Given records

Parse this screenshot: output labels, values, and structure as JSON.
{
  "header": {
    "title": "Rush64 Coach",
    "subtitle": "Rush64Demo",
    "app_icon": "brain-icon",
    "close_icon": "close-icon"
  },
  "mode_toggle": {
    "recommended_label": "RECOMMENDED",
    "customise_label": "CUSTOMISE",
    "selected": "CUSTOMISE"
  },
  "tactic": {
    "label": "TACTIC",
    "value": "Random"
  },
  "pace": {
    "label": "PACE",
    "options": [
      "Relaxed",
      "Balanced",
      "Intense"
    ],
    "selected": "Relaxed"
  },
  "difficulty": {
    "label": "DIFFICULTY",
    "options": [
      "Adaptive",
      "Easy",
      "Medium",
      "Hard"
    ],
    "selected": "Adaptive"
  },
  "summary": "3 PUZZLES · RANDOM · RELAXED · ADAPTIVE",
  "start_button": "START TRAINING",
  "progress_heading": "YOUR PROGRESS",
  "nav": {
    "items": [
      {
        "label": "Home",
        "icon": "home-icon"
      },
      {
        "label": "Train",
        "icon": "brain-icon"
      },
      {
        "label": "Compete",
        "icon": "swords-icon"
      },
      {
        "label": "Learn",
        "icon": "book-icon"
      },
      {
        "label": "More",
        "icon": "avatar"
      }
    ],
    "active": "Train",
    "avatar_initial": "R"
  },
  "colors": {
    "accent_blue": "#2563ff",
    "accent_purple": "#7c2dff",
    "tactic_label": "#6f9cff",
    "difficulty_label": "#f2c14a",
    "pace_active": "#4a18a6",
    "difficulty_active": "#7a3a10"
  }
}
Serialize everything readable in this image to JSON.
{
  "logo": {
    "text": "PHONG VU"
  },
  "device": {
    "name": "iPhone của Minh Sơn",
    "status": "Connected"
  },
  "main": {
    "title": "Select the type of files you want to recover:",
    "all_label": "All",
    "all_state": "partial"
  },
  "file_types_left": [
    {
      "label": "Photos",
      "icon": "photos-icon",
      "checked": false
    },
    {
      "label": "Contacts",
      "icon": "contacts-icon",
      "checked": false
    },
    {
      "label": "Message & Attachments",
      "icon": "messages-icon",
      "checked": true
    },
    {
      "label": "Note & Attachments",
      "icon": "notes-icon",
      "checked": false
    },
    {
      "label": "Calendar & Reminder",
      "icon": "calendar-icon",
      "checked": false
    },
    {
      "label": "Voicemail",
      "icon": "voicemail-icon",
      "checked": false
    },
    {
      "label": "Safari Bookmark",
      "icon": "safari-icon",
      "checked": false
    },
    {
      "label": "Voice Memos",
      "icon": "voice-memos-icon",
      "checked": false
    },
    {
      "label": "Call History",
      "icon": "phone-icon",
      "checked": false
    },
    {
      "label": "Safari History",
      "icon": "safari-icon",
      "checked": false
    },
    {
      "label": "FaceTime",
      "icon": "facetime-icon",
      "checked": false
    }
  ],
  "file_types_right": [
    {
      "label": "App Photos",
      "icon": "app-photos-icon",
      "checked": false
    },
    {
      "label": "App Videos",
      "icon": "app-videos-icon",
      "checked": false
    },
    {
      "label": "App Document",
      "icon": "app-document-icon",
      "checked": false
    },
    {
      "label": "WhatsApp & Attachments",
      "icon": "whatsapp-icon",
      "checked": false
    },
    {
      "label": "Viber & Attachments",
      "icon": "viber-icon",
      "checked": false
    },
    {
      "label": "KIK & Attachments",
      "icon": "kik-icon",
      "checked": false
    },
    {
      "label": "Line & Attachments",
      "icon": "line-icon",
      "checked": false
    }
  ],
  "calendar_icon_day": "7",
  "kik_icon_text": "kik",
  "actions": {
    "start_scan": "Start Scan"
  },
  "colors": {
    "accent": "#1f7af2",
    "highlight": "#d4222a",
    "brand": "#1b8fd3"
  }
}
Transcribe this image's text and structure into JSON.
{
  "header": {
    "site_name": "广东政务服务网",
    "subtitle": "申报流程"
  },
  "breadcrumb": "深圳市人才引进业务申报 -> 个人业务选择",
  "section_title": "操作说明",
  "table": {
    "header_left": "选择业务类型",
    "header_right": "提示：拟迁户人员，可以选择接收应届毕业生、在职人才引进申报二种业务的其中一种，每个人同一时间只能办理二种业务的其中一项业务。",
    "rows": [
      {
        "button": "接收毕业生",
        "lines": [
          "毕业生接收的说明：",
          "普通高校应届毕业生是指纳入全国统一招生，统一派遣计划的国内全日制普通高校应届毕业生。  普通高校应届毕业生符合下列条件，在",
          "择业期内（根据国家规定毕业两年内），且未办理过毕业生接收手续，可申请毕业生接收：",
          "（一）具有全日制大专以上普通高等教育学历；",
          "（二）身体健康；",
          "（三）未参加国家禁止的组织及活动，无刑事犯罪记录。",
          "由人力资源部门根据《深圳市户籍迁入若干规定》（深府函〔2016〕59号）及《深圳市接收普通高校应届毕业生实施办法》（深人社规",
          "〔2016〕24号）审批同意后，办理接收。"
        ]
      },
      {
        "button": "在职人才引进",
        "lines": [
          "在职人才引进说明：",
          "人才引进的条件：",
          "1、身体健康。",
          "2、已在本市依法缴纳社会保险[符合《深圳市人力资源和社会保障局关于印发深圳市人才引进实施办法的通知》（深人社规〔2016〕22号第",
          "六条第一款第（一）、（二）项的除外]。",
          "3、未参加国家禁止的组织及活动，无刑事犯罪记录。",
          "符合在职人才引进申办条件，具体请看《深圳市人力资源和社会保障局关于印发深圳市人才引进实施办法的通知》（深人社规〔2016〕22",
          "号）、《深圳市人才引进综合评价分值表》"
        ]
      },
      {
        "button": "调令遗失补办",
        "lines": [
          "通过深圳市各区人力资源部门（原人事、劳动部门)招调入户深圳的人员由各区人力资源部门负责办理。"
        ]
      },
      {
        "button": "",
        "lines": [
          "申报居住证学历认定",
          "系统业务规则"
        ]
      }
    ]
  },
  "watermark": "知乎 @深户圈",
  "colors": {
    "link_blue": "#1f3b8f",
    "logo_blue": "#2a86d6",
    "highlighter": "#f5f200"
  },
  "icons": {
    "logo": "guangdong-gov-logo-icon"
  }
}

The request
Recopy the whole listing exactly.

Solution for this exercise
Parse this screenshot: output labels, values, and structure as JSON.
{
  "header": {
    "title": "Rush64 Coach",
    "subtitle": "Rush64Demo",
    "app_icon": "brain-icon",
    "close_icon": "close-icon"
  },
  "mode_toggle": {
    "recommended_label": "RECOMMENDED",
    "customise_label": "CUSTOMISE",
    "selected": "CUSTOMISE"
  },
  "tactic": {
    "label": "TACTIC",
    "value": "Random"
  },
  "pace": {
    "label": "PACE",
    "options": [
      "Relaxed",
      "Balanced",
      "Intense"
    ],
    "selected": "Relaxed"
  },
  "difficulty": {
    "label": "DIFFICULTY",
    "options": [
      "Adaptive",
      "Easy",
      "Medium",
      "Hard"
    ],
    "selected": "Adaptive"
  },
  "summary": "3 PUZZLES · RANDOM · RELAXED · ADAPTIVE",
  "start_button": "START TRAINING",
  "progress_heading": "YOUR PROGRESS",
  "nav": {
    "items": [
      {
        "label": "Home",
        "icon": "home-icon"
      },
      {
        "label": "Train",
        "icon": "brain-icon"
      },
      {
        "label": "Compete",
        "icon": "swords-icon"
      },
      {
        "label": "Learn",
        "icon": "book-icon"
      },
      {
        "label": "More",
        "icon": "avatar"
      }
    ],
    "active": "Train",
    "avatar_initial": "R"
  },
  "colors": {
    "accent_blue": "#2563ff",
    "accent_purple": "#7c2dff",
    "tactic_label": "#6f9cff",
    "difficulty_label": "#f2c14a",
    "pace_active": "#4a18a6",
    "difficulty_active": "#7a3a10"
  }
}
Serialize everything readable in this image to JSON.
{
  "logo": {
    "text": "PHONG VU"
  },
  "device": {
    "name": "iPhone của Minh Sơn",
    "status": "Connected"
  },
  "main": {
    "title": "Select the type of files you want to recover:",
    "all_label": "All",
    "all_state": "partial"
  },
  "file_types_left": [
    {
      "label": "Photos",
      "icon": "photos-icon",
      "checked": false
    },
    {
      "label": "Contacts",
      "icon": "contacts-icon",
      "checked": false
    },
    {
      "label": "Message & Attachments",
      "icon": "messages-icon",
      "checked": true
    },
    {
      "label": "Note & Attachments",
      "icon": "notes-icon",
      "checked": false
    },
    {
      "label": "Calendar & Reminder",
      "icon": "calendar-icon",
      "checked": false
    },
    {
      "label": "Voicemail",
      "icon": "voicemail-icon",
      "checked": false
    },
    {
      "label": "Safari Bookmark",
      "icon": "safari-icon",
      "checked": false
    },
    {
      "label": "Voice Memos",
      "icon": "voice-memos-icon",
      "checked": false
    },
    {
      "label": "Call History",
      "icon": "phone-icon",
      "checked": false
    },
    {
      "label": "Safari History",
      "icon": "safari-icon",
      "checked": false
    },
    {
      "label": "FaceTime",
      "icon": "facetime-icon",
      "checked": false
    }
  ],
  "file_types_right": [
    {
      "label": "App Photos",
      "icon": "app-photos-icon",
      "checked": false
    },
    {
      "label": "App Videos",
      "icon": "app-videos-icon",
      "checked": false
    },
    {
      "label": "App Document",
      "icon": "app-document-icon",
      "checked": false
    },
    {
      "label": "WhatsApp & Attachments",
      "icon": "whatsapp-icon",
      "checked": false
    },
    {
      "label": "Viber & Attachments",
      "icon": "viber-icon",
      "checked": false
    },
    {
      "label": "KIK & Attachments",
      "icon": "kik-icon",
      "checked": false
    },
    {
      "label": "Line & Attachments",
      "icon": "line-icon",
      "checked": false
    }
  ],
  "calendar_icon_day": "7",
  "kik_icon_text": "kik",
  "actions": {
    "start_scan": "Start Scan"
  },
  "colors": {
    "accent": "#1f7af2",
    "highlight": "#d4222a",
    "brand": "#1b8fd3"
  }
}
Transcribe this image's text and structure into JSON.
{
  "header": {
    "site_name": "广东政务服务网",
    "subtitle": "申报流程"
  },
  "breadcrumb": "深圳市人才引进业务申报 -> 个人业务选择",
  "section_title": "操作说明",
  "table": {
    "header_left": "选择业务类型",
    "header_right": "提示：拟迁户人员，可以选择接收应届毕业生、在职人才引进申报二种业务的其中一种，每个人同一时间只能办理二种业务的其中一项业务。",
    "rows": [
      {
        "button": "接收毕业生",
        "lines": [
          "毕业生接收的说明：",
          "普通高校应届毕业生是指纳入全国统一招生，统一派遣计划的国内全日制普通高校应届毕业生。  普通高校应届毕业生符合下列条件，在",
          "择业期内（根据国家规定毕业两年内），且未办理过毕业生接收手续，可申请毕业生接收：",
          "（一）具有全日制大专以上普通高等教育学历；",
          "（二）身体健康；",
          "（三）未参加国家禁止的组织及活动，无刑事犯罪记录。",
          "由人力资源部门根据《深圳市户籍迁入若干规定》（深府函〔2016〕59号）及《深圳市接收普通高校应届毕业生实施办法》（深人社规",
          "〔2016〕24号）审批同意后，办理接收。"
        ]
      },
      {
        "button": "在职人才引进",
        "lines": [
          "在职人才引进说明：",
          "人才引进的条件：",
          "1、身体健康。",
          "2、已在本市依法缴纳社会保险[符合《深圳市人力资源和社会保障局关于印发深圳市人才引进实施办法的通知》（深人社规〔2016〕22号第",
          "六条第一款第（一）、（二）项的除外]。",
          "3、未参加国家禁止的组织及活动，无刑事犯罪记录。",
          "符合在职人才引进申办条件，具体请看《深圳市人力资源和社会保障局关于印发深圳市人才引进实施办法的通知》（深人社规〔2016〕22",
          "号）、《深圳市人才引进综合评价分值表》"
        ]
      },
      {
        "button": "调令遗失补办",
        "lines": [
          "通过深圳市各区人力资源部门（原人事、劳动部门)招调入户深圳的人员由各区人力资源部门负责办理。"
        ]
      },
      {
        "button": "",
        "lines": [
          "申报居住证学历认定",
          "系统业务规则"
        ]
      }
    ]
  },
  "watermark": "知乎 @深户圈",
  "colors": {
    "link_blue": "#1f3b8f",
    "logo_blue": "#2a86d6",
    "highlighter": "#f5f200"
  },
  "icons": {
    "logo": "guangdong-gov-logo-icon"
  }
}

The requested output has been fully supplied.